>> start DATA SHOWN

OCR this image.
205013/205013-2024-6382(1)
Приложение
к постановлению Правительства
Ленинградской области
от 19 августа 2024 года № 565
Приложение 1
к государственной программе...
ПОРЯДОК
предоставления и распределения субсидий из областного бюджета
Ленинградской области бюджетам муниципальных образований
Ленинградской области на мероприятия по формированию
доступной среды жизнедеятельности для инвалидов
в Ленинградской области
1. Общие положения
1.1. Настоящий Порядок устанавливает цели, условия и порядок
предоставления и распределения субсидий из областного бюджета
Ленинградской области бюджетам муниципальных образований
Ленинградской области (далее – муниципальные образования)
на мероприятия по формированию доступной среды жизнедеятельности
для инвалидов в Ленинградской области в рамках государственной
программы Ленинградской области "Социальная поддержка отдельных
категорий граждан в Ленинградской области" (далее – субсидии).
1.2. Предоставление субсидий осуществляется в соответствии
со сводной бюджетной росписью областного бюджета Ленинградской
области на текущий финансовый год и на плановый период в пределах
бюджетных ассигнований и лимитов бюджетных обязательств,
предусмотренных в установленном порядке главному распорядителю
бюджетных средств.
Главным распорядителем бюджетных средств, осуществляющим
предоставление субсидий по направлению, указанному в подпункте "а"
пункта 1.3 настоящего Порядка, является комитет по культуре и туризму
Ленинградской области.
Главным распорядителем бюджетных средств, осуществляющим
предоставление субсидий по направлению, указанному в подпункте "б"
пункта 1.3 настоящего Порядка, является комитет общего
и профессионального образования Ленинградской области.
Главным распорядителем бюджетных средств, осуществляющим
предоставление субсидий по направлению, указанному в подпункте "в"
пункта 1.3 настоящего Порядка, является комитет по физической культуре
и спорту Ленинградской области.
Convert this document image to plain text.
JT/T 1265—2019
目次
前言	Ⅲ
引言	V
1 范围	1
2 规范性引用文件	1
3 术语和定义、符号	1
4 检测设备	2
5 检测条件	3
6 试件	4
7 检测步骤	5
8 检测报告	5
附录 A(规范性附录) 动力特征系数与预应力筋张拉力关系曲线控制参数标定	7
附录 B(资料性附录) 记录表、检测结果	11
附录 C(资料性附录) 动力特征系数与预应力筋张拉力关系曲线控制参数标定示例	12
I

>> end DATA SHOWN

## REQUIRED TASK
Quote only the lines from the one containing "Convert this document image to plain text." through the final line of the records, with both ends included.

## ANSWER TO THIS TASK
Convert this document image to plain text.
JT/T 1265—2019
目次
前言	Ⅲ
引言	V
1 范围	1
2 规范性引用文件	1
3 术语和定义、符号	1
4 检测设备	2
5 检测条件	3
6 试件	4
7 检测步骤	5
8 检测报告	5
附录 A(规范性附录) 动力特征系数与预应力筋张拉力关系曲线控制参数标定	7
附录 B(资料性附录) 记录表、检测结果	11
附录 C(资料性附录) 动力特征系数与预应力筋张拉力关系曲线控制参数标定示例	12
I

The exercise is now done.